- _WORK TO COMPLETE_
Every record below should be printed exactly as given.

[Start of DATA PROVIDED]

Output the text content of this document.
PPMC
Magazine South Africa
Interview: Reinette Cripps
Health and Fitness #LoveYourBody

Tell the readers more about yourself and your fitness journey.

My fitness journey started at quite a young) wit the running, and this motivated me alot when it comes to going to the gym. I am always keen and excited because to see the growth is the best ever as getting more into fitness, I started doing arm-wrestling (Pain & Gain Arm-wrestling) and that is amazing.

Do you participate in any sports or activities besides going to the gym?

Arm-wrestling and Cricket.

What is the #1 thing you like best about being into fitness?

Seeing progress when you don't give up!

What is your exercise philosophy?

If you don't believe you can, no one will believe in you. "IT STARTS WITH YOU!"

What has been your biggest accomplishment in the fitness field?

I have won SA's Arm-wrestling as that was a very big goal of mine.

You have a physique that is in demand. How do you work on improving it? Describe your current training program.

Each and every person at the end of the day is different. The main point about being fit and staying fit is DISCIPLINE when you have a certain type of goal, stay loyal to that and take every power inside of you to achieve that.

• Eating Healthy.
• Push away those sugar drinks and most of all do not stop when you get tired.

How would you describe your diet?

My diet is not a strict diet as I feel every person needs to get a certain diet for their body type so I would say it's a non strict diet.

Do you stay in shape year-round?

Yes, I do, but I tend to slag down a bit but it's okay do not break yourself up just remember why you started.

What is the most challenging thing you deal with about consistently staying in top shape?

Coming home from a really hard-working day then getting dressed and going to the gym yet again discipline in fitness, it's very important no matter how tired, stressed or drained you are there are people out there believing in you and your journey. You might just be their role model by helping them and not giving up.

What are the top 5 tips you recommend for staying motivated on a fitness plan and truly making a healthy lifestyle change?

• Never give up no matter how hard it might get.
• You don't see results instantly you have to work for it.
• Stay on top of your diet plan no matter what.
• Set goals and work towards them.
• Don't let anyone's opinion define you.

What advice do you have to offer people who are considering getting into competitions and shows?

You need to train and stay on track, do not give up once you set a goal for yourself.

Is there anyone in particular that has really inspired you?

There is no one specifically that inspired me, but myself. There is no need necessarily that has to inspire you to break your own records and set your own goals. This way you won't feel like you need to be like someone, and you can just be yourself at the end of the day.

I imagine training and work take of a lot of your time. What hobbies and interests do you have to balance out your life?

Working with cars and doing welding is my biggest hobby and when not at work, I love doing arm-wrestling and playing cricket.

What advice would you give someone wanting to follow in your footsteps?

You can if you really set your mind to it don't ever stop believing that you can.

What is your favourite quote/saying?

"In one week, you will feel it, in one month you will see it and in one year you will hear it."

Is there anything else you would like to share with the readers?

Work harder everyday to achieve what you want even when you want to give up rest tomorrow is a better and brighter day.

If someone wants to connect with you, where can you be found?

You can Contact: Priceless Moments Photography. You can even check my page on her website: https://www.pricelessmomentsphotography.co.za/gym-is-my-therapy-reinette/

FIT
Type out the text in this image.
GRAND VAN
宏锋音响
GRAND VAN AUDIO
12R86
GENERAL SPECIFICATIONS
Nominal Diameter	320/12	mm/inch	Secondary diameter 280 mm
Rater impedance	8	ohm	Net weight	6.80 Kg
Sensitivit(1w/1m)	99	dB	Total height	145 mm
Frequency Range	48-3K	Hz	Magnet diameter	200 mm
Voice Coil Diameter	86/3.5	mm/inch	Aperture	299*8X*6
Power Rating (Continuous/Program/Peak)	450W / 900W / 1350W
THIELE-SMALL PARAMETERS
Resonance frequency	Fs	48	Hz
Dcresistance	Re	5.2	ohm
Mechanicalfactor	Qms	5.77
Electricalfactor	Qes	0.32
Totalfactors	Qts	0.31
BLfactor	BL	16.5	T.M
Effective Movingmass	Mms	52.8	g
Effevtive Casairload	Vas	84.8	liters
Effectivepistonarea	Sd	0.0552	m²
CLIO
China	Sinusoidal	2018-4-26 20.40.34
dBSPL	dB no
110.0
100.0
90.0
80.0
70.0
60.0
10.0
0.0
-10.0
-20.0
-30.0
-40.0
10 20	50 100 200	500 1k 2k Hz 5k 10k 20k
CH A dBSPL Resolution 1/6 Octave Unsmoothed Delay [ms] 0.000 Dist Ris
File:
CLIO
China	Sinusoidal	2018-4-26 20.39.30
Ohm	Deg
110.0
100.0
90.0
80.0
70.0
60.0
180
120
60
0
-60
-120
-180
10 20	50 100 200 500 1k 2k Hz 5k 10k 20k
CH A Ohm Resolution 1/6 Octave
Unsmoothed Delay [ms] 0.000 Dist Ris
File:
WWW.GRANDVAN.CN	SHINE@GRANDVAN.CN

[End of DATA PROVIDED]

- _RESULT OF THE EXERCISE_
Output the text content of this document.
PPMC
Magazine South Africa
Interview: Reinette Cripps
Health and Fitness #LoveYourBody

Tell the readers more about yourself and your fitness journey.

My fitness journey started at quite a young) wit the running, and this motivated me alot when it comes to going to the gym. I am always keen and excited because to see the growth is the best ever as getting more into fitness, I started doing arm-wrestling (Pain & Gain Arm-wrestling) and that is amazing.

Do you participate in any sports or activities besides going to the gym?

Arm-wrestling and Cricket.

What is the #1 thing you like best about being into fitness?

Seeing progress when you don't give up!

What is your exercise philosophy?

If you don't believe you can, no one will believe in you. "IT STARTS WITH YOU!"

What has been your biggest accomplishment in the fitness field?

I have won SA's Arm-wrestling as that was a very big goal of mine.

You have a physique that is in demand. How do you work on improving it? Describe your current training program.

Each and every person at the end of the day is different. The main point about being fit and staying fit is DISCIPLINE when you have a certain type of goal, stay loyal to that and take every power inside of you to achieve that.

• Eating Healthy.
• Push away those sugar drinks and most of all do not stop when you get tired.

How would you describe your diet?

My diet is not a strict diet as I feel every person needs to get a certain diet for their body type so I would say it's a non strict diet.

Do you stay in shape year-round?

Yes, I do, but I tend to slag down a bit but it's okay do not break yourself up just remember why you started.

What is the most challenging thing you deal with about consistently staying in top shape?

Coming home from a really hard-working day then getting dressed and going to the gym yet again discipline in fitness, it's very important no matter how tired, stressed or drained you are there are people out there believing in you and your journey. You might just be their role model by helping them and not giving up.

What are the top 5 tips you recommend for staying motivated on a fitness plan and truly making a healthy lifestyle change?

• Never give up no matter how hard it might get.
• You don't see results instantly you have to work for it.
• Stay on top of your diet plan no matter what.
• Set goals and work towards them.
• Don't let anyone's opinion define you.

What advice do you have to offer people who are considering getting into competitions and shows?

You need to train and stay on track, do not give up once you set a goal for yourself.

Is there anyone in particular that has really inspired you?

There is no one specifically that inspired me, but myself. There is no need necessarily that has to inspire you to break your own records and set your own goals. This way you won't feel like you need to be like someone, and you can just be yourself at the end of the day.

I imagine training and work take of a lot of your time. What hobbies and interests do you have to balance out your life?

Working with cars and doing welding is my biggest hobby and when not at work, I love doing arm-wrestling and playing cricket.

What advice would you give someone wanting to follow in your footsteps?

You can if you really set your mind to it don't ever stop believing that you can.

What is your favourite quote/saying?

"In one week, you will feel it, in one month you will see it and in one year you will hear it."

Is there anything else you would like to share with the readers?

Work harder everyday to achieve what you want even when you want to give up rest tomorrow is a better and brighter day.

If someone wants to connect with you, where can you be found?

You can Contact: Priceless Moments Photography. You can even check my page on her website: https://www.pricelessmomentsphotography.co.za/gym-is-my-therapy-reinette/

FIT
Type out the text in this image.
GRAND VAN
宏锋音响
GRAND VAN AUDIO
12R86
GENERAL SPECIFICATIONS
Nominal Diameter	320/12	mm/inch	Secondary diameter 280 mm
Rater impedance	8	ohm	Net weight	6.80 Kg
Sensitivit(1w/1m)	99	dB	Total height	145 mm
Frequency Range	48-3K	Hz	Magnet diameter	200 mm
Voice Coil Diameter	86/3.5	mm/inch	Aperture	299*8X*6
Power Rating (Continuous/Program/Peak)	450W / 900W / 1350W
THIELE-SMALL PARAMETERS
Resonance frequency	Fs	48	Hz
Dcresistance	Re	5.2	ohm
Mechanicalfactor	Qms	5.77
Electricalfactor	Qes	0.32
Totalfactors	Qts	0.31
BLfactor	BL	16.5	T.M
Effective Movingmass	Mms	52.8	g
Effevtive Casairload	Vas	84.8	liters
Effectivepistonarea	Sd	0.0552	m²
CLIO
China	Sinusoidal	2018-4-26 20.40.34
dBSPL	dB no
110.0
100.0
90.0
80.0
70.0
60.0
10.0
0.0
-10.0
-20.0
-30.0
-40.0
10 20	50 100 200	500 1k 2k Hz 5k 10k 20k
CH A dBSPL Resolution 1/6 Octave Unsmoothed Delay [ms] 0.000 Dist Ris
File:
CLIO
China	Sinusoidal	2018-4-26 20.39.30
Ohm	Deg
110.0
100.0
90.0
80.0
70.0
60.0
180
120
60
0
-60
-120
-180
10 20	50 100 200 500 1k 2k Hz 5k 10k 20k
CH A Ohm Resolution 1/6 Octave
Unsmoothed Delay [ms] 0.000 Dist Ris
File:
WWW.GRANDVAN.CN	SHINE@GRANDVAN.CN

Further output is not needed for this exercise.